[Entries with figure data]
------------------------------------------------------------------------

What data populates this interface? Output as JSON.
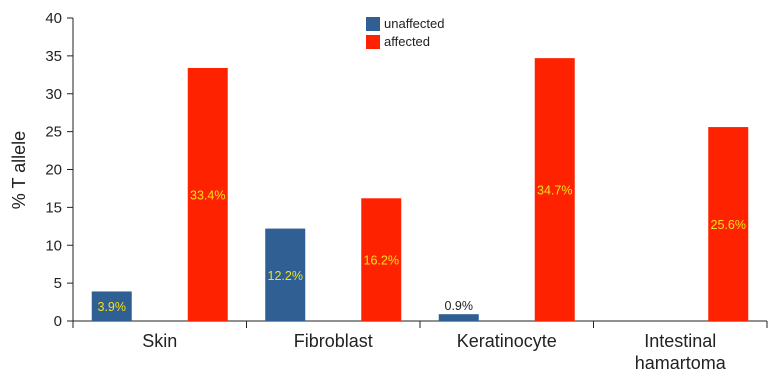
{
  "chart_data": {
    "type": "bar",
    "title": "",
    "xlabel": "",
    "ylabel": "% T allele",
    "ylim": [
      0,
      40
    ],
    "yticks": [
      0,
      5,
      10,
      15,
      20,
      25,
      30,
      35,
      40
    ],
    "categories": [
      "Skin",
      "Fibroblast",
      "Keratinocyte",
      "Intestinal hamartoma"
    ],
    "series": [
      {
        "name": "unaffected",
        "color": "#2F5F93",
        "values": [
          3.9,
          12.2,
          0.9,
          null
        ],
        "labels": [
          "3.9%",
          "12.2%",
          "0.9%",
          ""
        ]
      },
      {
        "name": "affected",
        "color": "#FF2200",
        "values": [
          33.4,
          16.2,
          34.7,
          25.6
        ],
        "labels": [
          "33.4%",
          "16.2%",
          "34.7%",
          "25.6%"
        ]
      }
    ],
    "label_color_inside": "#F2E21A",
    "label_color_outside": "#222222",
    "legend": {
      "position": "top-center"
    },
    "grid": false
  }
}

------------------------------------------------------------------------

**What is asked:** Using the records above, retype everything exactly except the pictures.

**Correct answer:**
What data populates this interface? Output as JSON.
{
  "chart_data": {
    "type": "bar",
    "title": "",
    "xlabel": "",
    "ylabel": "% T allele",
    "ylim": [
      0,
      40
    ],
    "yticks": [
      0,
      5,
      10,
      15,
      20,
      25,
      30,
      35,
      40
    ],
    "categories": [
      "Skin",
      "Fibroblast",
      "Keratinocyte",
      "Intestinal hamartoma"
    ],
    "series": [
      {
        "name": "unaffected",
        "color": "#2F5F93",
        "values": [
          3.9,
          12.2,
          0.9,
          null
        ],
        "labels": [
          "3.9%",
          "12.2%",
          "0.9%",
          ""
        ]
      },
      {
        "name": "affected",
        "color": "#FF2200",
        "values": [
          33.4,
          16.2,
          34.7,
          25.6
        ],
        "labels": [
          "33.4%",
          "16.2%",
          "34.7%",
          "25.6%"
        ]
      }
    ],
    "label_color_inside": "#F2E21A",
    "label_color_outside": "#222222",
    "legend": {
      "position": "top-center"
    },
    "grid": false
  }
}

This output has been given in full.